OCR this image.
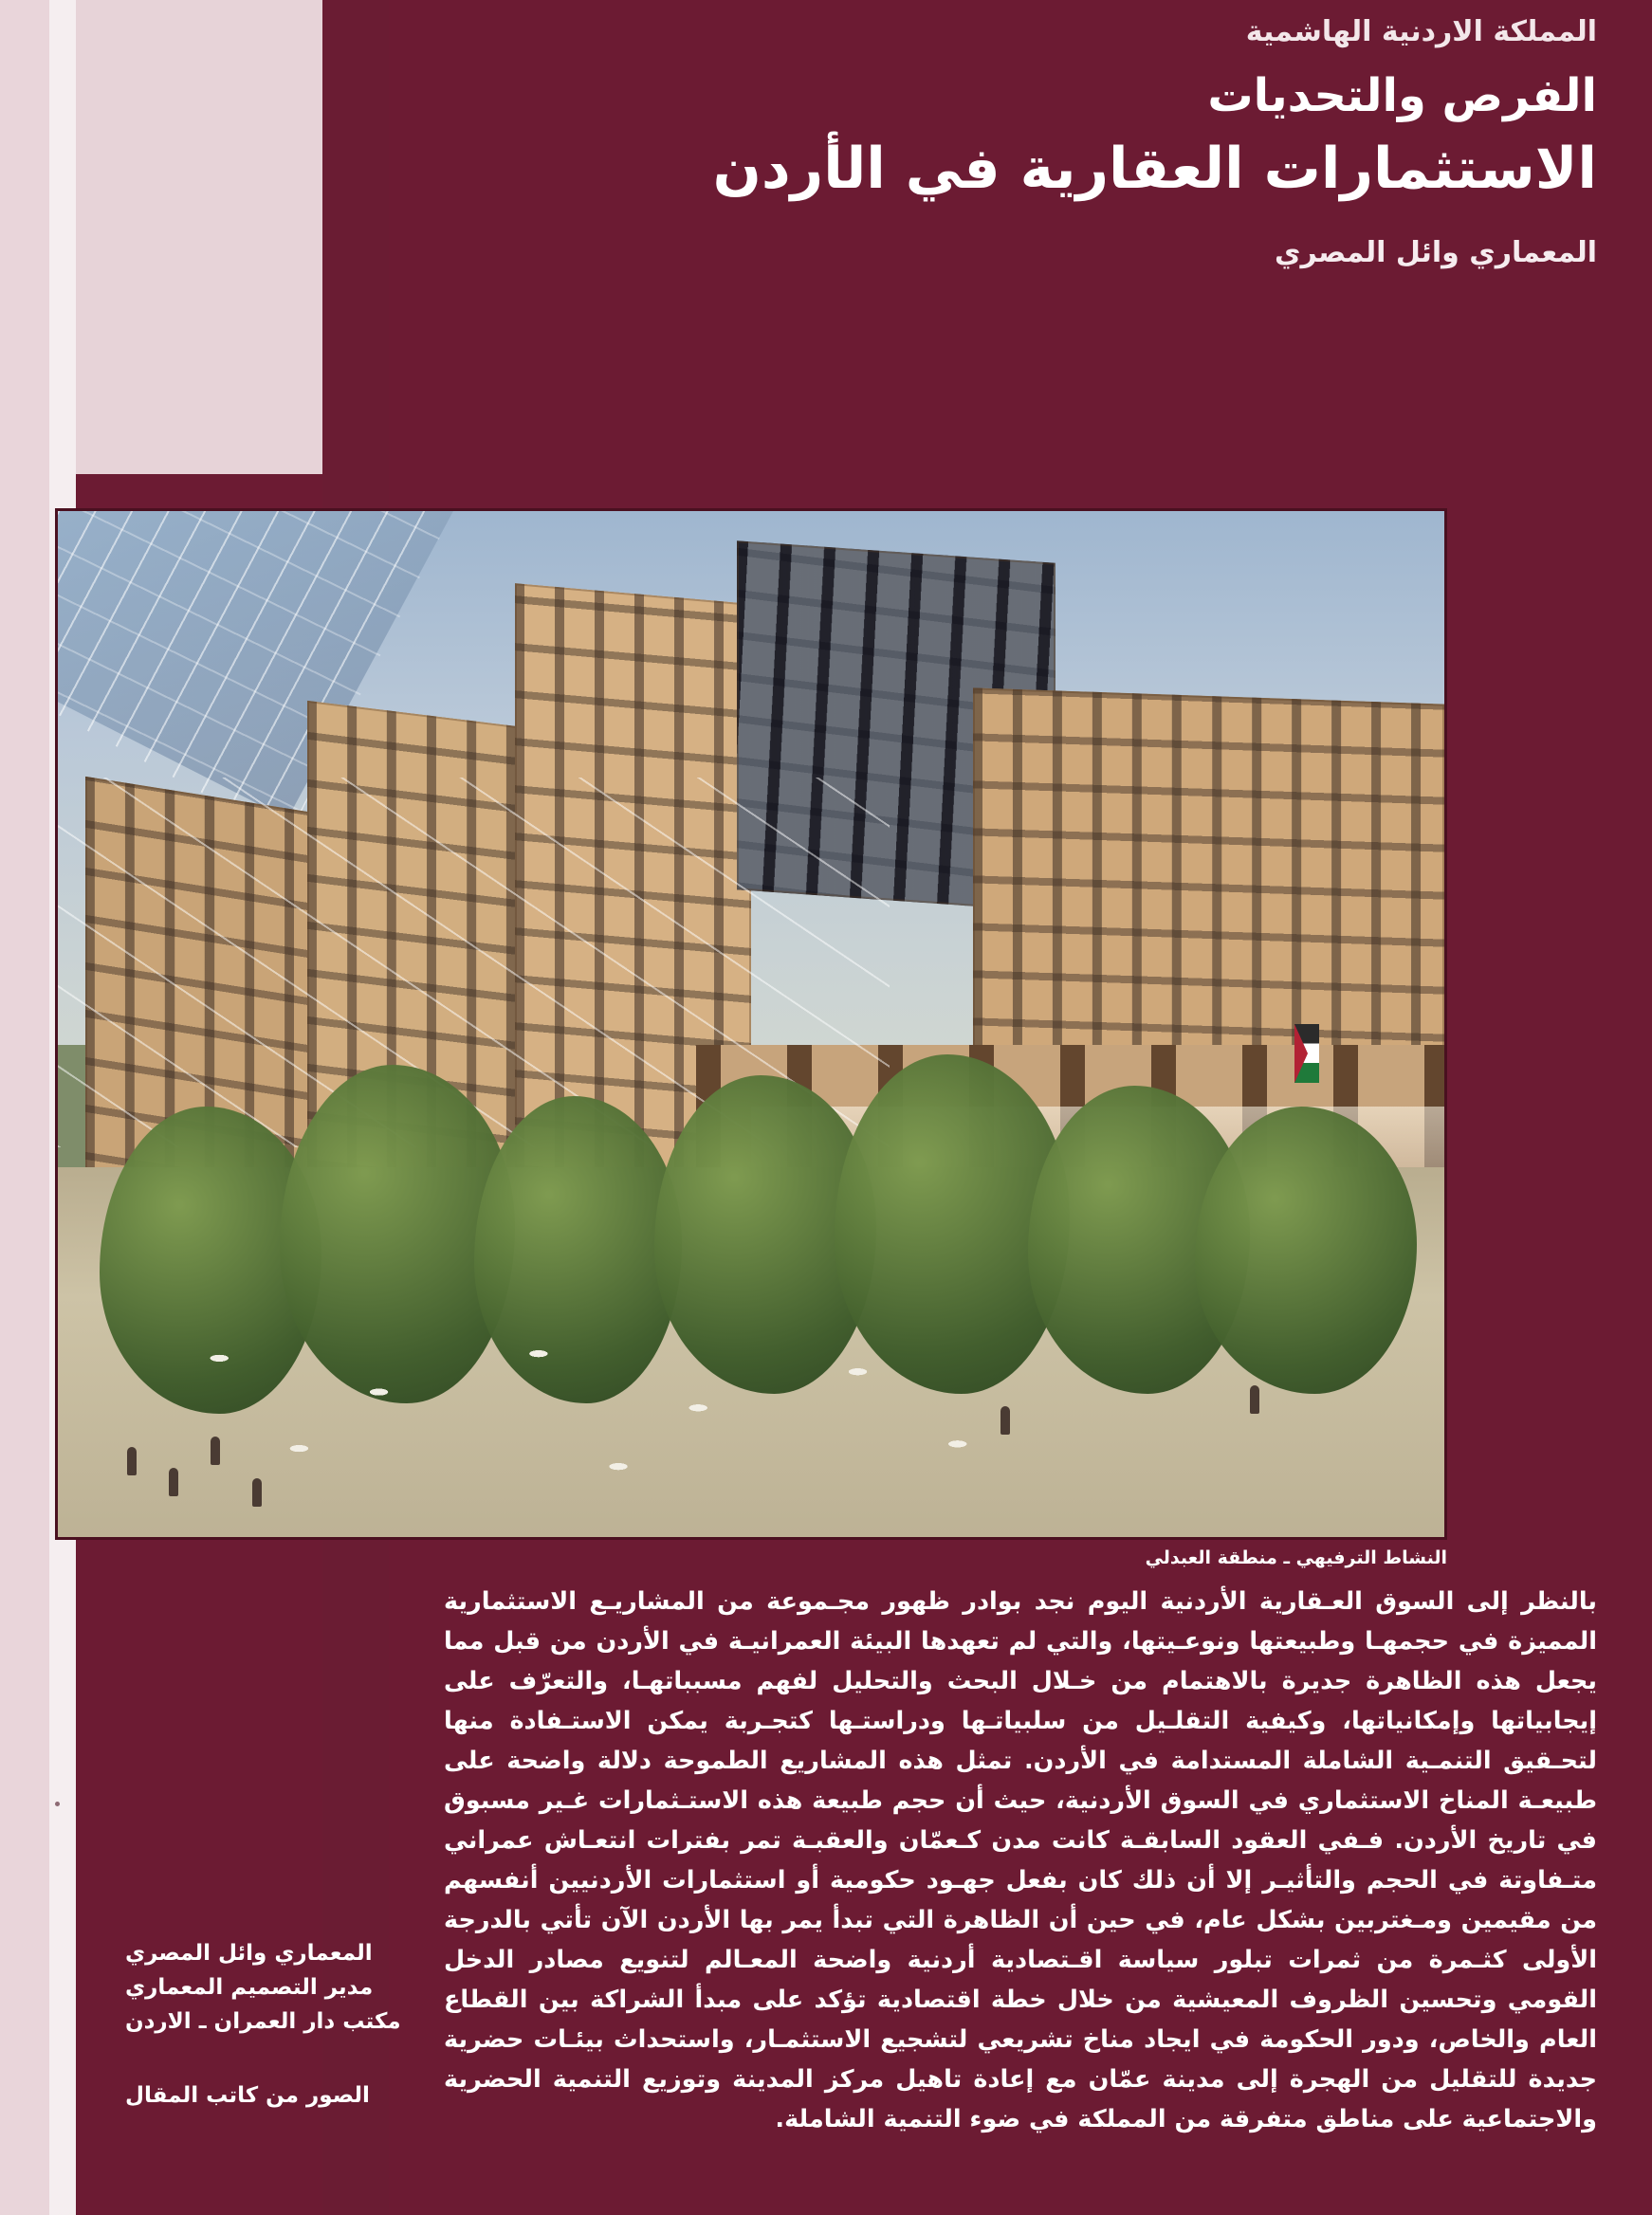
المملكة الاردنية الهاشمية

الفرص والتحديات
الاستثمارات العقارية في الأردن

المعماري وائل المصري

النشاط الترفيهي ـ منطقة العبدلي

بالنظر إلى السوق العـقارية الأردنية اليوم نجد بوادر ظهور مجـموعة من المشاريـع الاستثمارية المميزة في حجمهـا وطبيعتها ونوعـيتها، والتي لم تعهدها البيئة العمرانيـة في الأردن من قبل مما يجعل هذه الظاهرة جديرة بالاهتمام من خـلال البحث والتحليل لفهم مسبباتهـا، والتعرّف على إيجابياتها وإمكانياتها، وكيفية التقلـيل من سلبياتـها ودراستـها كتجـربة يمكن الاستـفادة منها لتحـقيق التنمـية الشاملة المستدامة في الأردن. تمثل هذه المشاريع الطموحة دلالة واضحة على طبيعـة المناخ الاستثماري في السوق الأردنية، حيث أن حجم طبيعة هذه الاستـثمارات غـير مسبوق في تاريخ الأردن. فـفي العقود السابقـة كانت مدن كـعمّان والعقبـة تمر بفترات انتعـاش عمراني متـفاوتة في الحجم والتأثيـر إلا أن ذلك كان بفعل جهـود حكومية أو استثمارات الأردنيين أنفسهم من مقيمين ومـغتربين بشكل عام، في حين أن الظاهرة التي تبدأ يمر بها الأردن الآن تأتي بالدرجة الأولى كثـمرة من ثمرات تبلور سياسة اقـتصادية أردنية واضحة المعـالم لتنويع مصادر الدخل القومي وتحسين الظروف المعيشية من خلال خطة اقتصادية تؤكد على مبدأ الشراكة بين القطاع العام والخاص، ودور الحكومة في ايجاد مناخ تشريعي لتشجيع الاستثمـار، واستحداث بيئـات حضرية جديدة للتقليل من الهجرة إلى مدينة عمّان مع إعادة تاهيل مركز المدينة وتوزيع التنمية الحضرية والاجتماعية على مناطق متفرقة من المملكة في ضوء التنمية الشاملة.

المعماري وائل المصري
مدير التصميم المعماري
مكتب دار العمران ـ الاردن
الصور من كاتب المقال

========================

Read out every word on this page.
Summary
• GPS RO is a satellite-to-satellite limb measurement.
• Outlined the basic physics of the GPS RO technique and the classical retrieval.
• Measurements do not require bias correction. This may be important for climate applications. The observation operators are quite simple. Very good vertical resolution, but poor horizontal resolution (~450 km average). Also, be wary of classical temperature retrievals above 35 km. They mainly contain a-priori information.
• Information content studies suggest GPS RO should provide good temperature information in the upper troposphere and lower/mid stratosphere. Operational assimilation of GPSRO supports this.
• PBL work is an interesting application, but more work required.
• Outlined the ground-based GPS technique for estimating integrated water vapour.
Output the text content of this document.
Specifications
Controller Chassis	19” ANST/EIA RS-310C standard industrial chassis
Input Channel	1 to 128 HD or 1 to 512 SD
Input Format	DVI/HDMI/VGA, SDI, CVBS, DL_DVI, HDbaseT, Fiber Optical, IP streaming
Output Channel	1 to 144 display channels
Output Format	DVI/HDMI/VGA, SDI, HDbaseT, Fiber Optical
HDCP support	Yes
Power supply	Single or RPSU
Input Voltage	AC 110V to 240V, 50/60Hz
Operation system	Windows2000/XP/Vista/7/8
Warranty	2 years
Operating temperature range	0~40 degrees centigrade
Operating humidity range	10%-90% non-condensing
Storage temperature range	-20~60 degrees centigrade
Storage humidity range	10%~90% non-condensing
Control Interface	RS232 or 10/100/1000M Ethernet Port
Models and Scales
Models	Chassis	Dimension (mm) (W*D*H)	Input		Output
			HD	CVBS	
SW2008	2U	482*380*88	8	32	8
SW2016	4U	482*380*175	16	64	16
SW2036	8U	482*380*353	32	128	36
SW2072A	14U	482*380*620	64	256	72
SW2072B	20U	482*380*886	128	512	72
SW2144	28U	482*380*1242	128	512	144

========================

**What you will do:** Only lines with the word "Fiber" are wanted, so copy each one from the records.

**Correct answer:**
Input Format	DVI/HDMI/VGA, SDI, CVBS, DL_DVI, HDbaseT, Fiber Optical, IP streaming
Output Format	DVI/HDMI/VGA, SDI, HDbaseT, Fiber Optical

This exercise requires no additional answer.